#### DATA PROVIDED ####

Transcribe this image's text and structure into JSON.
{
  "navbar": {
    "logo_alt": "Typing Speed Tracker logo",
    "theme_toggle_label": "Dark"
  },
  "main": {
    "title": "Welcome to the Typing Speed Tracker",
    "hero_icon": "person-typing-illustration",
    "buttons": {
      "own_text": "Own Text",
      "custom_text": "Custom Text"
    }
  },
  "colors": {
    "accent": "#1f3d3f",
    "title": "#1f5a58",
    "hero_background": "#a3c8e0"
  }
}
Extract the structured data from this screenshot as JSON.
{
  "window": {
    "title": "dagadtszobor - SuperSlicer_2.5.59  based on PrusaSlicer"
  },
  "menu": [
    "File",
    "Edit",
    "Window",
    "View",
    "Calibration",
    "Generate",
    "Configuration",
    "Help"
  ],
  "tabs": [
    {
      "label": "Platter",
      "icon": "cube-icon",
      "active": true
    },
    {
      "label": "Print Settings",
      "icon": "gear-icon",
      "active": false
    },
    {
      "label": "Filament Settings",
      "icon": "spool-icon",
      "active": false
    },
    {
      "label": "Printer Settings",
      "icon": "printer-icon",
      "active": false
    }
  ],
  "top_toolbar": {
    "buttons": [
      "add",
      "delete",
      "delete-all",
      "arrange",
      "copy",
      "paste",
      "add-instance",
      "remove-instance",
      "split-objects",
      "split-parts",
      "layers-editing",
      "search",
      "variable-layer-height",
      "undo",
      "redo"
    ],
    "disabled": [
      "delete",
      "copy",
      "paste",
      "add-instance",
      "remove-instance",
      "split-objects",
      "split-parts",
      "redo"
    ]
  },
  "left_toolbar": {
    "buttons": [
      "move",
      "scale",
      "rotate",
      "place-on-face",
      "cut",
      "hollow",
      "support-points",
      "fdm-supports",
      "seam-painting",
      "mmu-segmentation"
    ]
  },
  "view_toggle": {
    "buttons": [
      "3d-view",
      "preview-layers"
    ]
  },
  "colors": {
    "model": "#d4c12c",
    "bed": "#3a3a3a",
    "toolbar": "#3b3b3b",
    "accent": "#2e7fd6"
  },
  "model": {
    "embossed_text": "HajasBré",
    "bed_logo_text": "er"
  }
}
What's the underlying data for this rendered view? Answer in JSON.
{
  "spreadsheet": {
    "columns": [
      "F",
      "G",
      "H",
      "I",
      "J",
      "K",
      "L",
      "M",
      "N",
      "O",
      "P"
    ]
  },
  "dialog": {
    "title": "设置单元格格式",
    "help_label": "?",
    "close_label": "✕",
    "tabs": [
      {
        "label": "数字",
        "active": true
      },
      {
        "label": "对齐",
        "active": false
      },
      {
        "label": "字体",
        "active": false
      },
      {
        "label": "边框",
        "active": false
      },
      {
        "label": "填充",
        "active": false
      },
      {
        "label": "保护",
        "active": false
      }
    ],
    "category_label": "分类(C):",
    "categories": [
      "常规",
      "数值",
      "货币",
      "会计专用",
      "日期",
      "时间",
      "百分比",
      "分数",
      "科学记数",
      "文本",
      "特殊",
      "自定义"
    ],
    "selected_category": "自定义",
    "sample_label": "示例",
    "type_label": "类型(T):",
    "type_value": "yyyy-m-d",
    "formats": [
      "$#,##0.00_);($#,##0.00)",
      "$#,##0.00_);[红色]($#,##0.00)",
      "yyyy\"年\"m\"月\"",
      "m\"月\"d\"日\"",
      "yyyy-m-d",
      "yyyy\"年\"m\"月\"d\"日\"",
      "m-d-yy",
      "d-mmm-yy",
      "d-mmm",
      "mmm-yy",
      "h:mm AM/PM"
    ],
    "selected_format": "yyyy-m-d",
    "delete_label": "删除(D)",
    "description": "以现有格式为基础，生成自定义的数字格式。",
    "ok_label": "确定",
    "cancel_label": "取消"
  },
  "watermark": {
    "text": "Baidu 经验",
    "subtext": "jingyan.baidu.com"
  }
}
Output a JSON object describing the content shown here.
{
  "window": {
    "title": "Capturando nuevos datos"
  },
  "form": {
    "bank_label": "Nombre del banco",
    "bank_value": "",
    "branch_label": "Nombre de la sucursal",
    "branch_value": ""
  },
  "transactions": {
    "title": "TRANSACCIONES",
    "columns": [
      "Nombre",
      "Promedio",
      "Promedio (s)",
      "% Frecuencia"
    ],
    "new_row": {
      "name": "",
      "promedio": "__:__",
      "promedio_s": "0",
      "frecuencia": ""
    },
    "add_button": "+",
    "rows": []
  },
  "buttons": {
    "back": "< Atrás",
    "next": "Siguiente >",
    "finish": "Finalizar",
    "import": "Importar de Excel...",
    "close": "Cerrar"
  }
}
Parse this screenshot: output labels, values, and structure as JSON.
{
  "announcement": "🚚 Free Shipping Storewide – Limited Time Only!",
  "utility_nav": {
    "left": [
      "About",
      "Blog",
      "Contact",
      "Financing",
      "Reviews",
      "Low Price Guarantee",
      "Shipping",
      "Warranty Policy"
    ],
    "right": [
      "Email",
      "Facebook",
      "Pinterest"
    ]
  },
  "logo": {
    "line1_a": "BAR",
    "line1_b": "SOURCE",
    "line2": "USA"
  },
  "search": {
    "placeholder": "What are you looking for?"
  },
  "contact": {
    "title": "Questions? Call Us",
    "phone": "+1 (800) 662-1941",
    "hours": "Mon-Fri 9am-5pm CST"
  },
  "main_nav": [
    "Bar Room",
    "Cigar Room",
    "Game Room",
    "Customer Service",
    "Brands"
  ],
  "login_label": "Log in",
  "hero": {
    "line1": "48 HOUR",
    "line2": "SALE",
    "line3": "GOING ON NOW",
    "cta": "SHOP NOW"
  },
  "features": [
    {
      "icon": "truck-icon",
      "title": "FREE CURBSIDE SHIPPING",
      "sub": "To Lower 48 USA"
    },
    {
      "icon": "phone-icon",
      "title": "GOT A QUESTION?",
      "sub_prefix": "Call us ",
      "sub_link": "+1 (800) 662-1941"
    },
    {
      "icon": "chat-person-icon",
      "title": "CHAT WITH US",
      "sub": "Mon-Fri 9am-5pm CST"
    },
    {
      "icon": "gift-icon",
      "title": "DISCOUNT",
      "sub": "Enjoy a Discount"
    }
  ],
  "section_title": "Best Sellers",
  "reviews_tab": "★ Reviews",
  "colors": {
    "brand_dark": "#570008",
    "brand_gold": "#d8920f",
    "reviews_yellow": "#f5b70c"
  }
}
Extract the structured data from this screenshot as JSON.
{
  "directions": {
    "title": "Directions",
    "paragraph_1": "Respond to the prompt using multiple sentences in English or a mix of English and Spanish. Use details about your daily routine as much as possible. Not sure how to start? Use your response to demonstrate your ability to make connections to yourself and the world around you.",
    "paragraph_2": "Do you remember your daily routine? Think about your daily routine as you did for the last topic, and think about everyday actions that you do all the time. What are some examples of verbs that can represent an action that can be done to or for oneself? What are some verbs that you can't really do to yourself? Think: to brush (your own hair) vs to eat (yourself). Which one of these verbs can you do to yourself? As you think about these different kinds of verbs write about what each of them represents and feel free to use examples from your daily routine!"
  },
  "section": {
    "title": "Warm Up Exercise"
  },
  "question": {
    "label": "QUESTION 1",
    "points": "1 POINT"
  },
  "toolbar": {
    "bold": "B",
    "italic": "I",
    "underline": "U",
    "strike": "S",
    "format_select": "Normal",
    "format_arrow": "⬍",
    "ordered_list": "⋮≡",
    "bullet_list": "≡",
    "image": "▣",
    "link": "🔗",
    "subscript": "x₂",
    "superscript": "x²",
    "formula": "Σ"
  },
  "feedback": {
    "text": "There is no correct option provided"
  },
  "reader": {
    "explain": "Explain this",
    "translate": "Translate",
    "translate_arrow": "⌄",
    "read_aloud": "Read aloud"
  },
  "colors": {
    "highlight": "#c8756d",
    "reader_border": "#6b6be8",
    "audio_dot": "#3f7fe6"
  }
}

####

• **WHAT IS ASKED**: Return each full line of the entries that contains the word "routine".

• **RESULT**:
    "paragraph_1": "Respond to the prompt using multiple sentences in English or a mix of English and Spanish. Use details about your daily routine as much as possible. Not sure how to start? Use your response to demonstrate your ability to make connections to yourself and the world around you.",
    "paragraph_2": "Do you remember your daily routine? Think about your daily routine as you did for the last topic, and think about everyday actions that you do all the time. What are some examples of verbs that can represent an action that can be done to or for oneself? What are some verbs that you can't really do to yourself? Think: to brush (your own hair) vs to eat (yourself). Which one of these verbs can you do to yourself? As you think about these different kinds of verbs write about what each of them represents and feel free to use examples from your daily routine!"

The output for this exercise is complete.